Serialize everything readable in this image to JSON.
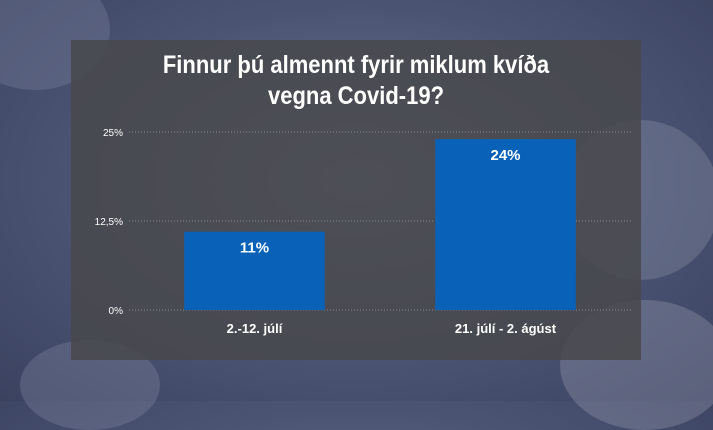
{
  "chart_data": {
    "type": "bar",
    "title_line1": "Finnur þú almennt fyrir miklum kvíða",
    "title_line2": "vegna Covid-19?",
    "categories": [
      "2.-12. júlí",
      "21. júlí - 2. ágúst"
    ],
    "values": [
      11,
      24
    ],
    "value_labels": [
      "11%",
      "24%"
    ],
    "yticks": [
      {
        "value": 0,
        "label": "0%"
      },
      {
        "value": 12.5,
        "label": "12,5%"
      },
      {
        "value": 25,
        "label": "25%"
      }
    ],
    "ylim": [
      0,
      25
    ],
    "grid": true,
    "bar_color": "#0a62b8",
    "grid_color": "#8a8a8a"
  }
}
- - -
## Required task
Copy the records above exactly, leaving out every picture.

## Full answer
Serialize everything readable in this image to JSON.
{
  "chart_data": {
    "type": "bar",
    "title_line1": "Finnur þú almennt fyrir miklum kvíða",
    "title_line2": "vegna Covid-19?",
    "categories": [
      "2.-12. júlí",
      "21. júlí - 2. ágúst"
    ],
    "values": [
      11,
      24
    ],
    "value_labels": [
      "11%",
      "24%"
    ],
    "yticks": [
      {
        "value": 0,
        "label": "0%"
      },
      {
        "value": 12.5,
        "label": "12,5%"
      },
      {
        "value": 25,
        "label": "25%"
      }
    ],
    "ylim": [
      0,
      25
    ],
    "grid": true,
    "bar_color": "#0a62b8",
    "grid_color": "#8a8a8a"
  }
}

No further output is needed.